**What the exercise asks**.
The records that follow are to be repeated exactly, with the pictures removed.

**Provided data**.
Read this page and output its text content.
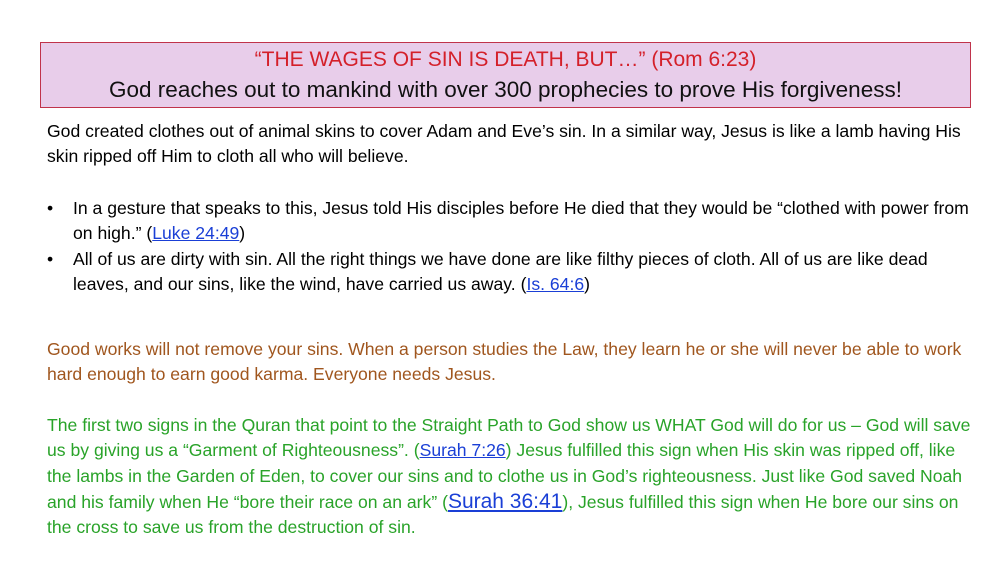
“THE WAGES OF SIN IS DEATH, BUT…” (Rom 6:23)
God reaches out to mankind with over 300 prophecies to prove His forgiveness!
God created clothes out of animal skins to cover Adam and Eve’s sin. In a similar way, Jesus is like a lamb having His skin ripped off Him to cloth all who will believe.
• In a gesture that speaks to this, Jesus told His disciples before He died that they would be “clothed with power from on high.” (Luke 24:49)
• All of us are dirty with sin. All the right things we have done are like filthy pieces of cloth. All of us are like dead leaves, and our sins, like the wind, have carried us away. (Is. 64:6)
Good works will not remove your sins. When a person studies the Law, they learn he or she will never be able to work hard enough to earn good karma. Everyone needs Jesus.
The first two signs in the Quran that point to the Straight Path to God show us WHAT God will do for us – God will save us by giving us a “Garment of Righteousness”. (Surah 7:26) Jesus fulfilled this sign when His skin was ripped off, like the lambs in the Garden of Eden, to cover our sins and to clothe us in God’s righteousness. Just like God saved Noah and his family when He “bore their race on an ark” (Surah 36:41), Jesus fulfilled this sign when He bore our sins on the cross to save us from the destruction of sin.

**Output of the exercise**.
Read this page and output its text content.
“THE WAGES OF SIN IS DEATH, BUT…” (Rom 6:23)
God reaches out to mankind with over 300 prophecies to prove His forgiveness!
God created clothes out of animal skins to cover Adam and Eve’s sin. In a similar way, Jesus is like a lamb having His skin ripped off Him to cloth all who will believe.
• In a gesture that speaks to this, Jesus told His disciples before He died that they would be “clothed with power from on high.” (Luke 24:49)
• All of us are dirty with sin. All the right things we have done are like filthy pieces of cloth. All of us are like dead leaves, and our sins, like the wind, have carried us away. (Is. 64:6)
Good works will not remove your sins. When a person studies the Law, they learn he or she will never be able to work hard enough to earn good karma. Everyone needs Jesus.
The first two signs in the Quran that point to the Straight Path to God show us WHAT God will do for us – God will save us by giving us a “Garment of Righteousness”. (Surah 7:26) Jesus fulfilled this sign when His skin was ripped off, like the lambs in the Garden of Eden, to cover our sins and to clothe us in God’s righteousness. Just like God saved Noah and his family when He “bore their race on an ark” (Surah 36:41), Jesus fulfilled this sign when He bore our sins on the cross to save us from the destruction of sin.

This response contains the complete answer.